Items from a figure collection
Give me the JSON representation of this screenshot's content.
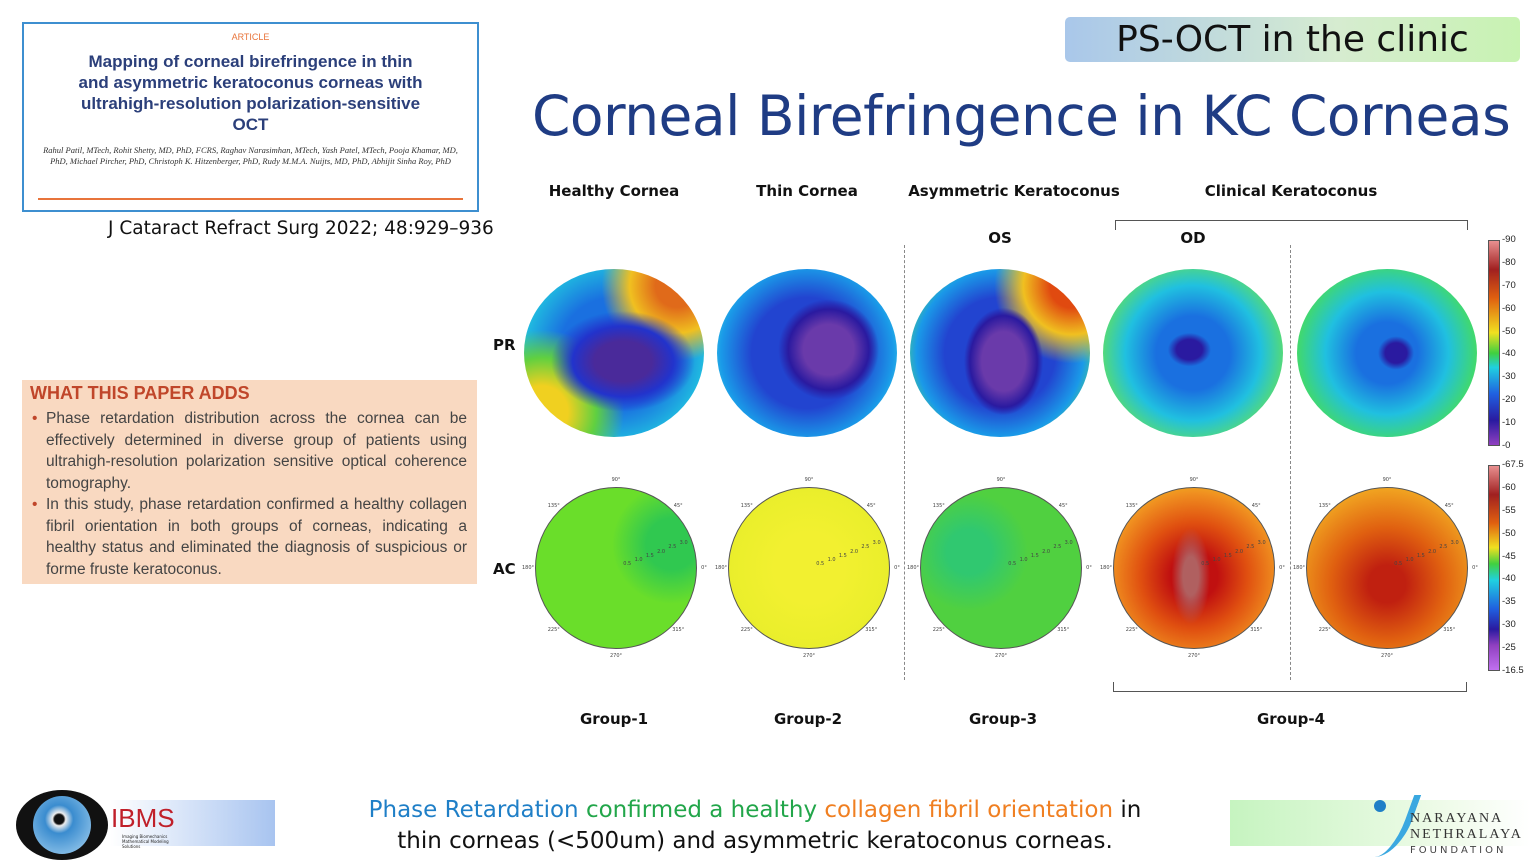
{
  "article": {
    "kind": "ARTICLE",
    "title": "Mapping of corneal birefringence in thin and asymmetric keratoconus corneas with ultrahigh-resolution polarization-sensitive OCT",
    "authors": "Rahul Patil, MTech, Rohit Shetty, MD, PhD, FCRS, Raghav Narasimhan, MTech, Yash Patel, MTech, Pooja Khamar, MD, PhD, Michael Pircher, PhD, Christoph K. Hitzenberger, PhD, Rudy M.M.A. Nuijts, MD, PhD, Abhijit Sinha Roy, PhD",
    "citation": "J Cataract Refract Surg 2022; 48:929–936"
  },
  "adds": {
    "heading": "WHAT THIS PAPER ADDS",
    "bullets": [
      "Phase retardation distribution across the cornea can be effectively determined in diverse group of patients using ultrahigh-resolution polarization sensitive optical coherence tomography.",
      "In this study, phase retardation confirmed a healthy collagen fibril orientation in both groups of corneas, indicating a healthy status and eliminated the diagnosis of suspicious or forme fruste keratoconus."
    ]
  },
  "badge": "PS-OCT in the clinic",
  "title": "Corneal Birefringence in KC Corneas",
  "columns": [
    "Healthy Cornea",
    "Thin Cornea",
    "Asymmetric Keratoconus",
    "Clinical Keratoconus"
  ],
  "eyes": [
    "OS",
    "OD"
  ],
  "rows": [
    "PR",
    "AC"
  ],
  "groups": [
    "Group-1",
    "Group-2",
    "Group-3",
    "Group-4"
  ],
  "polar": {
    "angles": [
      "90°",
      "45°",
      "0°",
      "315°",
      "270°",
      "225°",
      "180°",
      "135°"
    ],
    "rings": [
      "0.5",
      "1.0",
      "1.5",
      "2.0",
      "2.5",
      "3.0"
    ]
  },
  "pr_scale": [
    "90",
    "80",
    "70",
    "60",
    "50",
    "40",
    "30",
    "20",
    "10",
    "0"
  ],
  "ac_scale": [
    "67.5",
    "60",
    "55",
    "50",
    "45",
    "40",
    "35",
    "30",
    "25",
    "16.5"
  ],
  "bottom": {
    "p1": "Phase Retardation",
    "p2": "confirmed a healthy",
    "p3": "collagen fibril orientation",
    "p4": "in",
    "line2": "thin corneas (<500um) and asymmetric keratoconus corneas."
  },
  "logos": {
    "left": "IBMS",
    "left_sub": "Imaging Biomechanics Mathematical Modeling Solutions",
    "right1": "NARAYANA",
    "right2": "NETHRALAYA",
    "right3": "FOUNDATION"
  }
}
---
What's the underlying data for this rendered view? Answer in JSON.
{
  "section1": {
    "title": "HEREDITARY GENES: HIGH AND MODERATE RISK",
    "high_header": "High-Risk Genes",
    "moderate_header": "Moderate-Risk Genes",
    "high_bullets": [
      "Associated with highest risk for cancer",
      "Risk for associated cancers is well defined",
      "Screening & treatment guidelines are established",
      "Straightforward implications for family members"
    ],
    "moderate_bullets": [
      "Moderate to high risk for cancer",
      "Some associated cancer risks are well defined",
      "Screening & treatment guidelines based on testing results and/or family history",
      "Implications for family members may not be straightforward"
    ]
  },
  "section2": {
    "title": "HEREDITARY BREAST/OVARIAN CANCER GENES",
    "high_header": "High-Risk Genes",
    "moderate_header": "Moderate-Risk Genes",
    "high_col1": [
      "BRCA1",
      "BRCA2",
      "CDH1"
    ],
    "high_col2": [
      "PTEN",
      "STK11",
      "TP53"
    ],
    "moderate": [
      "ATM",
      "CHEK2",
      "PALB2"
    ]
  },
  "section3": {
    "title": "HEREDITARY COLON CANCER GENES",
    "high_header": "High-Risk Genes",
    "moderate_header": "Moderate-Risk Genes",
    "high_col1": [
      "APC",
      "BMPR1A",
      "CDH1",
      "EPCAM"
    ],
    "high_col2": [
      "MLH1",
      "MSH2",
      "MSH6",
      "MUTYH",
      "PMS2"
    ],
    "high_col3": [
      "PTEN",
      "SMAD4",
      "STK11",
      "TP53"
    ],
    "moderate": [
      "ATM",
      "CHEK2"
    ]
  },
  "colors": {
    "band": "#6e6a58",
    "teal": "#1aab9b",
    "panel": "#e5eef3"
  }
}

Exercise description ::
Each line of the data in which the string "treatment" appears needs to be copied.

Answer box ::
      "Screening & treatment guidelines are established",
      "Screening & treatment guidelines based on testing results and/or family history",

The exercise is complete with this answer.